Dataset items:
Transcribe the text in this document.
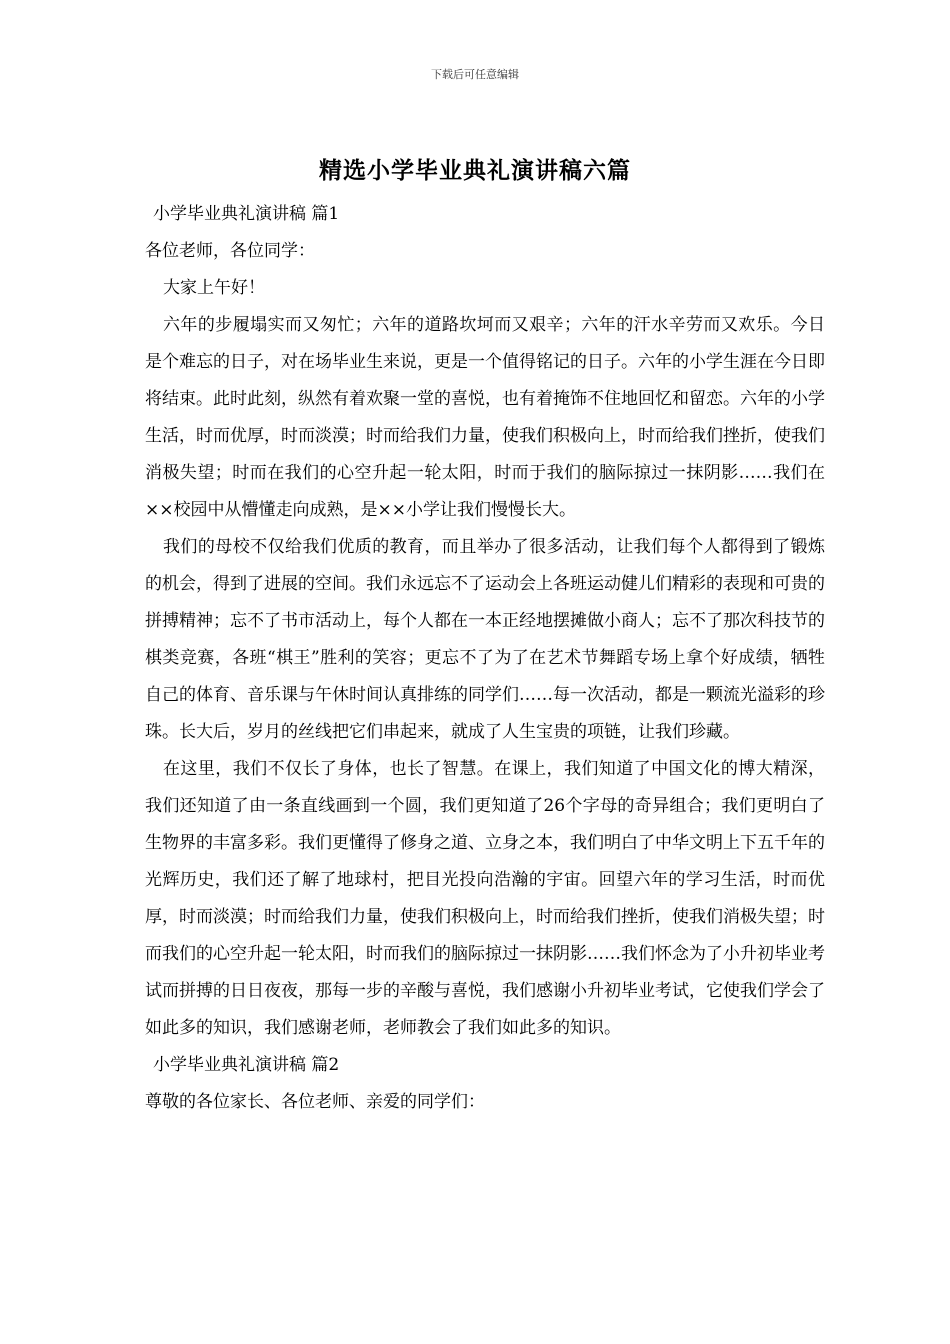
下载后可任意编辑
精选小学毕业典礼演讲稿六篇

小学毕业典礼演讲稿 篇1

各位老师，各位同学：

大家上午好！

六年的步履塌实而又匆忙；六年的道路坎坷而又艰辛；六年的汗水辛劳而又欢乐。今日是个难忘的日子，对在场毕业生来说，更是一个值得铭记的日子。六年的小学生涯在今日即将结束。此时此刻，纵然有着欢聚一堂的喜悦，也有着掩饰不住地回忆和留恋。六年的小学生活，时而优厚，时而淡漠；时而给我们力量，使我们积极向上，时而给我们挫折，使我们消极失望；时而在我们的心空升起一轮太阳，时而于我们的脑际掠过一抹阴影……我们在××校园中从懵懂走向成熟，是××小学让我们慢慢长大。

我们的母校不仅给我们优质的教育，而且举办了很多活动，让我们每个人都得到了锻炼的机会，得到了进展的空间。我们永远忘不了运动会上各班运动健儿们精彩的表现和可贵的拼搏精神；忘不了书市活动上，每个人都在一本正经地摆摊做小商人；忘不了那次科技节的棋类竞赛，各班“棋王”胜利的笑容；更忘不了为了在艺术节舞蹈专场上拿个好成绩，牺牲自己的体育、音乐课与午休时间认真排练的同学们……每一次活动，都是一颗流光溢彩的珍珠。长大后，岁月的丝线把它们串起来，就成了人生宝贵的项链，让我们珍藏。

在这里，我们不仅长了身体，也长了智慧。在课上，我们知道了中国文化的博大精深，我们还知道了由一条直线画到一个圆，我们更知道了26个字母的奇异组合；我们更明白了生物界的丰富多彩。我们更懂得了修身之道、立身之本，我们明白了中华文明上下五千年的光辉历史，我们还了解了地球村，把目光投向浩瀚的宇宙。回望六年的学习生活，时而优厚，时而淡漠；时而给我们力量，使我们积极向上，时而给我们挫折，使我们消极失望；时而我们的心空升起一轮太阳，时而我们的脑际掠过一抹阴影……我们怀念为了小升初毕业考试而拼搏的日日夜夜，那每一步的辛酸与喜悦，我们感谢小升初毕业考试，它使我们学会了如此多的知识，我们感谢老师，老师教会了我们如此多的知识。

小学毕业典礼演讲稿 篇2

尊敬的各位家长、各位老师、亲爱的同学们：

==

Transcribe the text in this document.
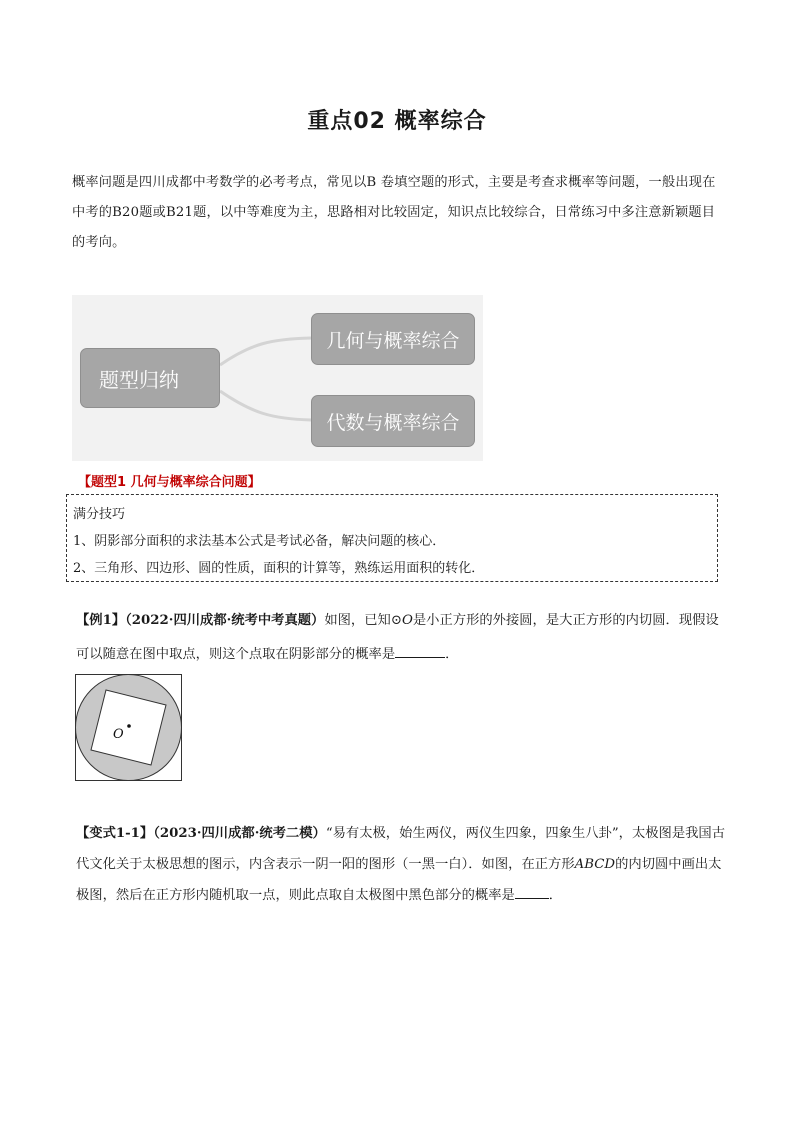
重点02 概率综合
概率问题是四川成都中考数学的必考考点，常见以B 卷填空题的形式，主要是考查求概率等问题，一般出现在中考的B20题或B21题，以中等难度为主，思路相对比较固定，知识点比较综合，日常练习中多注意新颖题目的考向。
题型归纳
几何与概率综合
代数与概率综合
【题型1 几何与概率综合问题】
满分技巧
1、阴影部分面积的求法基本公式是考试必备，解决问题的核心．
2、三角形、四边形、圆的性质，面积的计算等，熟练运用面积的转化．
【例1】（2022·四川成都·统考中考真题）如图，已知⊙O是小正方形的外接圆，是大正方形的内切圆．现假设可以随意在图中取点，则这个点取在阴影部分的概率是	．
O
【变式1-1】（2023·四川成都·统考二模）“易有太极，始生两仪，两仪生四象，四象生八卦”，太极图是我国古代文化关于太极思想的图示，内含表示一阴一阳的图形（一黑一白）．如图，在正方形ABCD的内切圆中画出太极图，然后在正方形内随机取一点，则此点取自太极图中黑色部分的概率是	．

- _Task instructions_:
Only lines holding the string "时而优厚" are wanted; gather each one from the entries above.

- _Solved problem_:
六年的步履塌实而又匆忙；六年的道路坎坷而又艰辛；六年的汗水辛劳而又欢乐。今日是个难忘的日子，对在场毕业生来说，更是一个值得铭记的日子。六年的小学生涯在今日即将结束。此时此刻，纵然有着欢聚一堂的喜悦，也有着掩饰不住地回忆和留恋。六年的小学生活，时而优厚，时而淡漠；时而给我们力量，使我们积极向上，时而给我们挫折，使我们消极失望；时而在我们的心空升起一轮太阳，时而于我们的脑际掠过一抹阴影……我们在××校园中从懵懂走向成熟，是××小学让我们慢慢长大。
在这里，我们不仅长了身体，也长了智慧。在课上，我们知道了中国文化的博大精深，我们还知道了由一条直线画到一个圆，我们更知道了26个字母的奇异组合；我们更明白了生物界的丰富多彩。我们更懂得了修身之道、立身之本，我们明白了中华文明上下五千年的光辉历史，我们还了解了地球村，把目光投向浩瀚的宇宙。回望六年的学习生活，时而优厚，时而淡漠；时而给我们力量，使我们积极向上，时而给我们挫折，使我们消极失望；时而我们的心空升起一轮太阳，时而我们的脑际掠过一抹阴影……我们怀念为了小升初毕业考试而拼搏的日日夜夜，那每一步的辛酸与喜悦，我们感谢小升初毕业考试，它使我们学会了如此多的知识，我们感谢老师，老师教会了我们如此多的知识。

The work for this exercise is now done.